Aim:
The records that follow need to be output exactly as they are.

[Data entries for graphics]
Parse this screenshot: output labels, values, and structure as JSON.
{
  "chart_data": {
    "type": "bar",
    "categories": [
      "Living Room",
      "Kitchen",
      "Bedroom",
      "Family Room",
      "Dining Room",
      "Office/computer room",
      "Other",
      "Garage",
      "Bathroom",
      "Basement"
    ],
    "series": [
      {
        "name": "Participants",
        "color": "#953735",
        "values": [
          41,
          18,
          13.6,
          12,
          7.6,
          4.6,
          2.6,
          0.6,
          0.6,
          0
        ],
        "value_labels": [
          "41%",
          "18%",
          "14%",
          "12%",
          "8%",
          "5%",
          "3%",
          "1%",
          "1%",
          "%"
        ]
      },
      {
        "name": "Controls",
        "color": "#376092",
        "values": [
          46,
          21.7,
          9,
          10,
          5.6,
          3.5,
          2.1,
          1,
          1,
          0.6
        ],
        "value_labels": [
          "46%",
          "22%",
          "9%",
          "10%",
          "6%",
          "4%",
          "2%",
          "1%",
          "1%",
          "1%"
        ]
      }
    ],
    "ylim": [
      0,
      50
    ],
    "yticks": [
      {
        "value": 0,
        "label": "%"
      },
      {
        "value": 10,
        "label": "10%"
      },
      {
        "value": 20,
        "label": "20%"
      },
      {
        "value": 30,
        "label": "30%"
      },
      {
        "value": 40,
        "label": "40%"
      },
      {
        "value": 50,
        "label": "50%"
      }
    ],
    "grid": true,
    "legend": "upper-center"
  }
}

Answer to the problem:
Parse this screenshot: output labels, values, and structure as JSON.
{
  "chart_data": {
    "type": "bar",
    "categories": [
      "Living Room",
      "Kitchen",
      "Bedroom",
      "Family Room",
      "Dining Room",
      "Office/computer room",
      "Other",
      "Garage",
      "Bathroom",
      "Basement"
    ],
    "series": [
      {
        "name": "Participants",
        "color": "#953735",
        "values": [
          41,
          18,
          13.6,
          12,
          7.6,
          4.6,
          2.6,
          0.6,
          0.6,
          0
        ],
        "value_labels": [
          "41%",
          "18%",
          "14%",
          "12%",
          "8%",
          "5%",
          "3%",
          "1%",
          "1%",
          "%"
        ]
      },
      {
        "name": "Controls",
        "color": "#376092",
        "values": [
          46,
          21.7,
          9,
          10,
          5.6,
          3.5,
          2.1,
          1,
          1,
          0.6
        ],
        "value_labels": [
          "46%",
          "22%",
          "9%",
          "10%",
          "6%",
          "4%",
          "2%",
          "1%",
          "1%",
          "1%"
        ]
      }
    ],
    "ylim": [
      0,
      50
    ],
    "yticks": [
      {
        "value": 0,
        "label": "%"
      },
      {
        "value": 10,
        "label": "10%"
      },
      {
        "value": 20,
        "label": "20%"
      },
      {
        "value": 30,
        "label": "30%"
      },
      {
        "value": 40,
        "label": "40%"
      },
      {
        "value": 50,
        "label": "50%"
      }
    ],
    "grid": true,
    "legend": "upper-center"
  }
}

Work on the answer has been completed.